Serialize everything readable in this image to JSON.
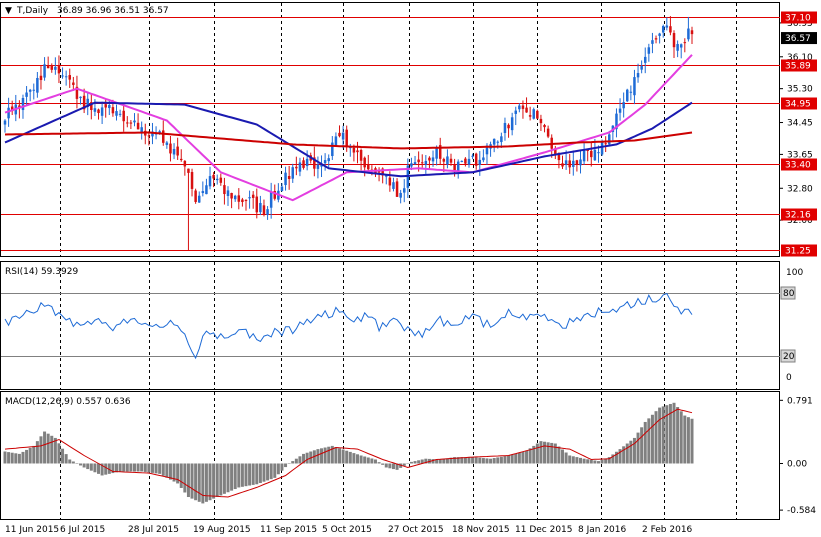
{
  "chart_data": [
    {
      "type": "candlestick",
      "panel": "price",
      "header": {
        "arrow": "▼",
        "symbol": "T,Daily",
        "ohlc": "36.89 36.96 36.51 36.57"
      },
      "y_axis_labels": [
        "36.95",
        "36.10",
        "35.30",
        "34.45",
        "33.65",
        "32.80",
        "32.00"
      ],
      "ylim": [
        31.1,
        37.45
      ],
      "grid": "vertical dashed",
      "horizontal_levels": [
        {
          "value": 37.1,
          "label": "37.10"
        },
        {
          "value": 35.89,
          "label": "35.89"
        },
        {
          "value": 34.95,
          "label": "34.95"
        },
        {
          "value": 33.4,
          "label": "33.40"
        },
        {
          "value": 32.16,
          "label": "32.16"
        },
        {
          "value": 31.25,
          "label": "31.25"
        }
      ],
      "current_price": {
        "value": 36.57,
        "label": "36.57"
      },
      "candles": {
        "date_labels": [
          "11 Jun 2015",
          "6 Jul 2015",
          "28 Jul 2015",
          "19 Aug 2015",
          "11 Sep 2015",
          "5 Oct 2015",
          "27 Oct 2015",
          "18 Nov 2015",
          "11 Dec 2015",
          "8 Jan 2016",
          "2 Feb 2016"
        ],
        "close_path": [
          [
            0,
            34.6
          ],
          [
            8,
            35.2
          ],
          [
            11,
            35.9
          ],
          [
            15,
            35.7
          ],
          [
            22,
            34.9
          ],
          [
            30,
            34.7
          ],
          [
            37,
            34.4
          ],
          [
            44,
            34.0
          ],
          [
            50,
            33.4
          ],
          [
            53,
            32.4
          ],
          [
            57,
            33.1
          ],
          [
            63,
            32.6
          ],
          [
            69,
            32.4
          ],
          [
            72,
            32.3
          ],
          [
            78,
            33.1
          ],
          [
            84,
            33.4
          ],
          [
            90,
            33.6
          ],
          [
            93,
            34.2
          ],
          [
            99,
            33.4
          ],
          [
            105,
            33.2
          ],
          [
            110,
            32.6
          ],
          [
            113,
            33.5
          ],
          [
            119,
            33.7
          ],
          [
            126,
            33.3
          ],
          [
            131,
            33.5
          ],
          [
            137,
            34.0
          ],
          [
            143,
            34.8
          ],
          [
            148,
            34.6
          ],
          [
            154,
            33.4
          ],
          [
            160,
            33.6
          ],
          [
            166,
            33.9
          ],
          [
            173,
            35.1
          ],
          [
            180,
            36.4
          ],
          [
            184,
            36.9
          ],
          [
            187,
            36.3
          ],
          [
            190,
            36.7
          ],
          [
            191,
            36.57
          ]
        ],
        "colors": {
          "up": "#1e6bd6",
          "down": "#d81010"
        }
      },
      "moving_averages": [
        {
          "color": "#e33ee0",
          "path": [
            [
              0,
              34.7
            ],
            [
              20,
              35.3
            ],
            [
              45,
              34.5
            ],
            [
              60,
              33.2
            ],
            [
              80,
              32.5
            ],
            [
              95,
              33.2
            ],
            [
              115,
              33.3
            ],
            [
              130,
              33.2
            ],
            [
              150,
              33.7
            ],
            [
              168,
              34.2
            ],
            [
              178,
              34.9
            ],
            [
              191,
              36.15
            ]
          ]
        },
        {
          "color": "#1a1ab0",
          "path": [
            [
              0,
              33.95
            ],
            [
              25,
              34.95
            ],
            [
              50,
              34.9
            ],
            [
              70,
              34.4
            ],
            [
              90,
              33.3
            ],
            [
              110,
              33.1
            ],
            [
              130,
              33.2
            ],
            [
              150,
              33.6
            ],
            [
              170,
              33.9
            ],
            [
              180,
              34.3
            ],
            [
              191,
              34.95
            ]
          ]
        },
        {
          "color": "#cc0000",
          "path": [
            [
              0,
              34.15
            ],
            [
              40,
              34.2
            ],
            [
              80,
              33.9
            ],
            [
              110,
              33.8
            ],
            [
              140,
              33.85
            ],
            [
              160,
              33.95
            ],
            [
              175,
              34.0
            ],
            [
              191,
              34.2
            ]
          ]
        }
      ]
    },
    {
      "type": "line",
      "panel": "rsi",
      "title": "RSI(14) 59.3929",
      "y_axis_labels": [
        "100",
        "80",
        "20",
        "0"
      ],
      "ylim": [
        0,
        100
      ],
      "levels": [
        {
          "value": 80,
          "label": "80"
        },
        {
          "value": 20,
          "label": "20"
        }
      ],
      "color": "#1e6bd6",
      "values_path": [
        [
          0,
          52
        ],
        [
          6,
          60
        ],
        [
          10,
          68
        ],
        [
          15,
          60
        ],
        [
          20,
          50
        ],
        [
          25,
          55
        ],
        [
          30,
          48
        ],
        [
          35,
          55
        ],
        [
          40,
          48
        ],
        [
          45,
          52
        ],
        [
          50,
          40
        ],
        [
          53,
          22
        ],
        [
          56,
          45
        ],
        [
          60,
          38
        ],
        [
          65,
          45
        ],
        [
          70,
          35
        ],
        [
          75,
          42
        ],
        [
          80,
          45
        ],
        [
          84,
          52
        ],
        [
          88,
          58
        ],
        [
          92,
          62
        ],
        [
          96,
          55
        ],
        [
          100,
          58
        ],
        [
          104,
          48
        ],
        [
          108,
          55
        ],
        [
          112,
          45
        ],
        [
          116,
          38
        ],
        [
          120,
          55
        ],
        [
          125,
          50
        ],
        [
          130,
          58
        ],
        [
          135,
          48
        ],
        [
          140,
          62
        ],
        [
          145,
          55
        ],
        [
          150,
          60
        ],
        [
          155,
          50
        ],
        [
          160,
          55
        ],
        [
          165,
          62
        ],
        [
          170,
          66
        ],
        [
          175,
          70
        ],
        [
          180,
          75
        ],
        [
          184,
          78
        ],
        [
          187,
          62
        ],
        [
          190,
          68
        ],
        [
          191,
          59.4
        ]
      ]
    },
    {
      "type": "bar+line",
      "panel": "macd",
      "title": "MACD(12,26,9) 0.557 0.636",
      "y_axis_labels": [
        "0.791",
        "0.00",
        "-0.584"
      ],
      "ylim": [
        -0.62,
        0.82
      ],
      "histogram_color": "#808080",
      "signal_color": "#cc0000",
      "histogram_path": [
        [
          0,
          0.15
        ],
        [
          4,
          0.12
        ],
        [
          8,
          0.22
        ],
        [
          11,
          0.4
        ],
        [
          14,
          0.32
        ],
        [
          18,
          0.05
        ],
        [
          22,
          -0.05
        ],
        [
          27,
          -0.15
        ],
        [
          32,
          -0.1
        ],
        [
          38,
          -0.1
        ],
        [
          43,
          -0.13
        ],
        [
          48,
          -0.25
        ],
        [
          51,
          -0.42
        ],
        [
          55,
          -0.5
        ],
        [
          60,
          -0.4
        ],
        [
          65,
          -0.3
        ],
        [
          70,
          -0.26
        ],
        [
          75,
          -0.18
        ],
        [
          79,
          0.0
        ],
        [
          83,
          0.12
        ],
        [
          87,
          0.18
        ],
        [
          91,
          0.22
        ],
        [
          95,
          0.16
        ],
        [
          99,
          0.1
        ],
        [
          103,
          0.05
        ],
        [
          106,
          -0.05
        ],
        [
          109,
          -0.08
        ],
        [
          113,
          0.02
        ],
        [
          117,
          0.06
        ],
        [
          121,
          0.05
        ],
        [
          125,
          0.08
        ],
        [
          130,
          0.08
        ],
        [
          135,
          0.06
        ],
        [
          140,
          0.1
        ],
        [
          145,
          0.16
        ],
        [
          149,
          0.28
        ],
        [
          153,
          0.25
        ],
        [
          157,
          0.1
        ],
        [
          161,
          0.06
        ],
        [
          165,
          0.03
        ],
        [
          168,
          0.08
        ],
        [
          171,
          0.18
        ],
        [
          175,
          0.32
        ],
        [
          178,
          0.52
        ],
        [
          182,
          0.7
        ],
        [
          186,
          0.76
        ],
        [
          189,
          0.6
        ],
        [
          191,
          0.56
        ]
      ],
      "signal_path": [
        [
          0,
          0.18
        ],
        [
          10,
          0.22
        ],
        [
          15,
          0.3
        ],
        [
          22,
          0.1
        ],
        [
          30,
          -0.1
        ],
        [
          40,
          -0.12
        ],
        [
          48,
          -0.2
        ],
        [
          55,
          -0.4
        ],
        [
          62,
          -0.42
        ],
        [
          70,
          -0.3
        ],
        [
          78,
          -0.15
        ],
        [
          84,
          0.05
        ],
        [
          92,
          0.2
        ],
        [
          98,
          0.18
        ],
        [
          105,
          0.05
        ],
        [
          112,
          -0.05
        ],
        [
          120,
          0.05
        ],
        [
          130,
          0.08
        ],
        [
          140,
          0.1
        ],
        [
          150,
          0.22
        ],
        [
          157,
          0.18
        ],
        [
          163,
          0.05
        ],
        [
          168,
          0.06
        ],
        [
          175,
          0.25
        ],
        [
          182,
          0.55
        ],
        [
          187,
          0.68
        ],
        [
          191,
          0.636
        ]
      ]
    }
  ]
}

☆ ☆ ☆

**WRITTEN TASK**. In the records above, how many lines hold the string "title"? Reply with only the number.

**PROBLEM SOLUTION**. 2